▶ [Objective]: Every line must be returned precisely as it is written.

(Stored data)

>> BEGIN

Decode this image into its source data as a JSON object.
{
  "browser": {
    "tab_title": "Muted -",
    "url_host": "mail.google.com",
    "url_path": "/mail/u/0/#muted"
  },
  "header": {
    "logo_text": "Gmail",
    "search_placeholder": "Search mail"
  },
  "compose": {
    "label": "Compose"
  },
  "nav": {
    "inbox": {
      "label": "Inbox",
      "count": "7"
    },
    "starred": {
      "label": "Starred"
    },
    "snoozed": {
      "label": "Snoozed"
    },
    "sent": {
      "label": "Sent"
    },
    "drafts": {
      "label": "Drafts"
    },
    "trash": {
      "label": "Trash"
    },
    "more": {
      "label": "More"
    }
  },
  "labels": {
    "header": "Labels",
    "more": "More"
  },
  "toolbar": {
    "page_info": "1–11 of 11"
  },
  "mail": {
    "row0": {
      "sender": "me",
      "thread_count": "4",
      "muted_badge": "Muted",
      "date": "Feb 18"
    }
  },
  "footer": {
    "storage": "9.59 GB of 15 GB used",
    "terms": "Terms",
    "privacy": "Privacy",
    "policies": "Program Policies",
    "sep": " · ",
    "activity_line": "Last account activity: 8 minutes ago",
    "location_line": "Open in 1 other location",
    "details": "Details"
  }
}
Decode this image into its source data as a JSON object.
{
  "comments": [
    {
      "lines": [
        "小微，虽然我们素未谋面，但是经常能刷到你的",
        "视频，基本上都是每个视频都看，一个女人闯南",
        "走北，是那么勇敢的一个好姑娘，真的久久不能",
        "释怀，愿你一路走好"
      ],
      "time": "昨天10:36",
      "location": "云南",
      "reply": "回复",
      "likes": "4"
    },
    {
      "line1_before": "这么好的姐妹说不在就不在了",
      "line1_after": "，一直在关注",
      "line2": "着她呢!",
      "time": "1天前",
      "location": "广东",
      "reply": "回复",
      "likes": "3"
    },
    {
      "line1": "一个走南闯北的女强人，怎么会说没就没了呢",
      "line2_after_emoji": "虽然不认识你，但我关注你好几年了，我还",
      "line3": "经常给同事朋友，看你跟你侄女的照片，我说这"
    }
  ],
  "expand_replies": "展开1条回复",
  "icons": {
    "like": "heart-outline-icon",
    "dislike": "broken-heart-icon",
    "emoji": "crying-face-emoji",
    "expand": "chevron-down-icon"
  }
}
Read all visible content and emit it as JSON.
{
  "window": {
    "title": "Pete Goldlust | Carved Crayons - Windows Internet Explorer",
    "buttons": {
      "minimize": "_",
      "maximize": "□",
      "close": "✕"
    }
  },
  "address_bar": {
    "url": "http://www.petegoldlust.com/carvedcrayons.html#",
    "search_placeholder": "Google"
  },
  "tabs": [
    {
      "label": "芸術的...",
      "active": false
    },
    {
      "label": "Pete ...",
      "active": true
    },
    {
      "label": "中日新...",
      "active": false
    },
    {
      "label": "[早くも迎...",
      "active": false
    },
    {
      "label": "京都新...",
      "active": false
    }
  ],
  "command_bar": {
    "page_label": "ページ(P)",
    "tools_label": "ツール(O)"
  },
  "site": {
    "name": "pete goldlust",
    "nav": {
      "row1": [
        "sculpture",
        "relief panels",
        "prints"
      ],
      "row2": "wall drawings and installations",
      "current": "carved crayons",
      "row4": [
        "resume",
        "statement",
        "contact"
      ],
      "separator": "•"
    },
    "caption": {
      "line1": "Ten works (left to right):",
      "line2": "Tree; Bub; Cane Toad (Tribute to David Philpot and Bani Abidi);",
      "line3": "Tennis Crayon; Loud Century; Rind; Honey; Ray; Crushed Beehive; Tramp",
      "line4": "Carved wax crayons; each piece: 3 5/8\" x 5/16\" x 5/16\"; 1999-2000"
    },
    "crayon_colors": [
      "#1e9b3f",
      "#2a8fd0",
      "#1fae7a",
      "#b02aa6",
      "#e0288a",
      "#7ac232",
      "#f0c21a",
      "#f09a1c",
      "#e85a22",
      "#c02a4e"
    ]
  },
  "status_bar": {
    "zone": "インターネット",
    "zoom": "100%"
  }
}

>> END

▶ [Reply to the exercise]:
Decode this image into its source data as a JSON object.
{
  "browser": {
    "tab_title": "Muted -",
    "url_host": "mail.google.com",
    "url_path": "/mail/u/0/#muted"
  },
  "header": {
    "logo_text": "Gmail",
    "search_placeholder": "Search mail"
  },
  "compose": {
    "label": "Compose"
  },
  "nav": {
    "inbox": {
      "label": "Inbox",
      "count": "7"
    },
    "starred": {
      "label": "Starred"
    },
    "snoozed": {
      "label": "Snoozed"
    },
    "sent": {
      "label": "Sent"
    },
    "drafts": {
      "label": "Drafts"
    },
    "trash": {
      "label": "Trash"
    },
    "more": {
      "label": "More"
    }
  },
  "labels": {
    "header": "Labels",
    "more": "More"
  },
  "toolbar": {
    "page_info": "1–11 of 11"
  },
  "mail": {
    "row0": {
      "sender": "me",
      "thread_count": "4",
      "muted_badge": "Muted",
      "date": "Feb 18"
    }
  },
  "footer": {
    "storage": "9.59 GB of 15 GB used",
    "terms": "Terms",
    "privacy": "Privacy",
    "policies": "Program Policies",
    "sep": " · ",
    "activity_line": "Last account activity: 8 minutes ago",
    "location_line": "Open in 1 other location",
    "details": "Details"
  }
}
Decode this image into its source data as a JSON object.
{
  "comments": [
    {
      "lines": [
        "小微，虽然我们素未谋面，但是经常能刷到你的",
        "视频，基本上都是每个视频都看，一个女人闯南",
        "走北，是那么勇敢的一个好姑娘，真的久久不能",
        "释怀，愿你一路走好"
      ],
      "time": "昨天10:36",
      "location": "云南",
      "reply": "回复",
      "likes": "4"
    },
    {
      "line1_before": "这么好的姐妹说不在就不在了",
      "line1_after": "，一直在关注",
      "line2": "着她呢!",
      "time": "1天前",
      "location": "广东",
      "reply": "回复",
      "likes": "3"
    },
    {
      "line1": "一个走南闯北的女强人，怎么会说没就没了呢",
      "line2_after_emoji": "虽然不认识你，但我关注你好几年了，我还",
      "line3": "经常给同事朋友，看你跟你侄女的照片，我说这"
    }
  ],
  "expand_replies": "展开1条回复",
  "icons": {
    "like": "heart-outline-icon",
    "dislike": "broken-heart-icon",
    "emoji": "crying-face-emoji",
    "expand": "chevron-down-icon"
  }
}
Read all visible content and emit it as JSON.
{
  "window": {
    "title": "Pete Goldlust | Carved Crayons - Windows Internet Explorer",
    "buttons": {
      "minimize": "_",
      "maximize": "□",
      "close": "✕"
    }
  },
  "address_bar": {
    "url": "http://www.petegoldlust.com/carvedcrayons.html#",
    "search_placeholder": "Google"
  },
  "tabs": [
    {
      "label": "芸術的...",
      "active": false
    },
    {
      "label": "Pete ...",
      "active": true
    },
    {
      "label": "中日新...",
      "active": false
    },
    {
      "label": "[早くも迎...",
      "active": false
    },
    {
      "label": "京都新...",
      "active": false
    }
  ],
  "command_bar": {
    "page_label": "ページ(P)",
    "tools_label": "ツール(O)"
  },
  "site": {
    "name": "pete goldlust",
    "nav": {
      "row1": [
        "sculpture",
        "relief panels",
        "prints"
      ],
      "row2": "wall drawings and installations",
      "current": "carved crayons",
      "row4": [
        "resume",
        "statement",
        "contact"
      ],
      "separator": "•"
    },
    "caption": {
      "line1": "Ten works (left to right):",
      "line2": "Tree; Bub; Cane Toad (Tribute to David Philpot and Bani Abidi);",
      "line3": "Tennis Crayon; Loud Century; Rind; Honey; Ray; Crushed Beehive; Tramp",
      "line4": "Carved wax crayons; each piece: 3 5/8\" x 5/16\" x 5/16\"; 1999-2000"
    },
    "crayon_colors": [
      "#1e9b3f",
      "#2a8fd0",
      "#1fae7a",
      "#b02aa6",
      "#e0288a",
      "#7ac232",
      "#f0c21a",
      "#f09a1c",
      "#e85a22",
      "#c02a4e"
    ]
  },
  "status_bar": {
    "zone": "インターネット",
    "zoom": "100%"
  }
}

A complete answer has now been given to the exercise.